**Supplied records:**
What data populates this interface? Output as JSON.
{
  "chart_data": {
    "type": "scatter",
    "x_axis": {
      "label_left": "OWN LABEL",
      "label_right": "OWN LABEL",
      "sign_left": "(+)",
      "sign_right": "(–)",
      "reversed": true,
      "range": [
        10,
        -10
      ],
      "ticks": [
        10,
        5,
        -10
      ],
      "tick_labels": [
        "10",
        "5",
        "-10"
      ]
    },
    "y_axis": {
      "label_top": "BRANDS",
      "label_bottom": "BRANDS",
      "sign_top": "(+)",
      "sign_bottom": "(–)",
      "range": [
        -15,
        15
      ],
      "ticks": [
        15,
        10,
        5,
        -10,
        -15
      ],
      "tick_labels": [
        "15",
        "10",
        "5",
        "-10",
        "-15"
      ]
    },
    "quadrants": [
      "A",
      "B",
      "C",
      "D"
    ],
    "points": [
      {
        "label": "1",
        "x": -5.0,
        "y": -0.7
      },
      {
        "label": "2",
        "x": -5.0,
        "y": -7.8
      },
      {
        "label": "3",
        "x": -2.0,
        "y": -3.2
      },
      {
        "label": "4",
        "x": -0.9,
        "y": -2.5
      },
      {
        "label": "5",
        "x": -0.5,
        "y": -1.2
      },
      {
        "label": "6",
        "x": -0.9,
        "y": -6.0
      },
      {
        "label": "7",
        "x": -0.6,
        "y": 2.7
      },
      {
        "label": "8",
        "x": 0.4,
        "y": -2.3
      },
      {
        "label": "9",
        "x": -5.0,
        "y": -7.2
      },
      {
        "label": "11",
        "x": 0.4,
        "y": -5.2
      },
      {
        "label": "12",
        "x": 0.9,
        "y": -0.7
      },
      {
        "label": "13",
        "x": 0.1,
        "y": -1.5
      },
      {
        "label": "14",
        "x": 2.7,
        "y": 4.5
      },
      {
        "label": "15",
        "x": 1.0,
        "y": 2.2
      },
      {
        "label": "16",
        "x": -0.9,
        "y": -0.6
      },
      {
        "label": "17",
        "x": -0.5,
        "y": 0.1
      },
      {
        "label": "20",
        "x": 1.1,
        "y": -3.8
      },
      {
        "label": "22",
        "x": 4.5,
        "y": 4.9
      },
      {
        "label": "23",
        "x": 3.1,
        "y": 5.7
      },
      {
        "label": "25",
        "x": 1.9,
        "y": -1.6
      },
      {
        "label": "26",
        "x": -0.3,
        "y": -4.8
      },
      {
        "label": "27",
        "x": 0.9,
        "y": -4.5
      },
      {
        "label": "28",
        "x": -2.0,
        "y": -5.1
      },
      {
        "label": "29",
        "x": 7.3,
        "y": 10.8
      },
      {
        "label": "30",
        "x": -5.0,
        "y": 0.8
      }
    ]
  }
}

**What is required:** Write out the material exactly as given.

**Final result:**
What data populates this interface? Output as JSON.
{
  "chart_data": {
    "type": "scatter",
    "x_axis": {
      "label_left": "OWN LABEL",
      "label_right": "OWN LABEL",
      "sign_left": "(+)",
      "sign_right": "(–)",
      "reversed": true,
      "range": [
        10,
        -10
      ],
      "ticks": [
        10,
        5,
        -10
      ],
      "tick_labels": [
        "10",
        "5",
        "-10"
      ]
    },
    "y_axis": {
      "label_top": "BRANDS",
      "label_bottom": "BRANDS",
      "sign_top": "(+)",
      "sign_bottom": "(–)",
      "range": [
        -15,
        15
      ],
      "ticks": [
        15,
        10,
        5,
        -10,
        -15
      ],
      "tick_labels": [
        "15",
        "10",
        "5",
        "-10",
        "-15"
      ]
    },
    "quadrants": [
      "A",
      "B",
      "C",
      "D"
    ],
    "points": [
      {
        "label": "1",
        "x": -5.0,
        "y": -0.7
      },
      {
        "label": "2",
        "x": -5.0,
        "y": -7.8
      },
      {
        "label": "3",
        "x": -2.0,
        "y": -3.2
      },
      {
        "label": "4",
        "x": -0.9,
        "y": -2.5
      },
      {
        "label": "5",
        "x": -0.5,
        "y": -1.2
      },
      {
        "label": "6",
        "x": -0.9,
        "y": -6.0
      },
      {
        "label": "7",
        "x": -0.6,
        "y": 2.7
      },
      {
        "label": "8",
        "x": 0.4,
        "y": -2.3
      },
      {
        "label": "9",
        "x": -5.0,
        "y": -7.2
      },
      {
        "label": "11",
        "x": 0.4,
        "y": -5.2
      },
      {
        "label": "12",
        "x": 0.9,
        "y": -0.7
      },
      {
        "label": "13",
        "x": 0.1,
        "y": -1.5
      },
      {
        "label": "14",
        "x": 2.7,
        "y": 4.5
      },
      {
        "label": "15",
        "x": 1.0,
        "y": 2.2
      },
      {
        "label": "16",
        "x": -0.9,
        "y": -0.6
      },
      {
        "label": "17",
        "x": -0.5,
        "y": 0.1
      },
      {
        "label": "20",
        "x": 1.1,
        "y": -3.8
      },
      {
        "label": "22",
        "x": 4.5,
        "y": 4.9
      },
      {
        "label": "23",
        "x": 3.1,
        "y": 5.7
      },
      {
        "label": "25",
        "x": 1.9,
        "y": -1.6
      },
      {
        "label": "26",
        "x": -0.3,
        "y": -4.8
      },
      {
        "label": "27",
        "x": 0.9,
        "y": -4.5
      },
      {
        "label": "28",
        "x": -2.0,
        "y": -5.1
      },
      {
        "label": "29",
        "x": 7.3,
        "y": 10.8
      },
      {
        "label": "30",
        "x": -5.0,
        "y": 0.8
      }
    ]
  }
}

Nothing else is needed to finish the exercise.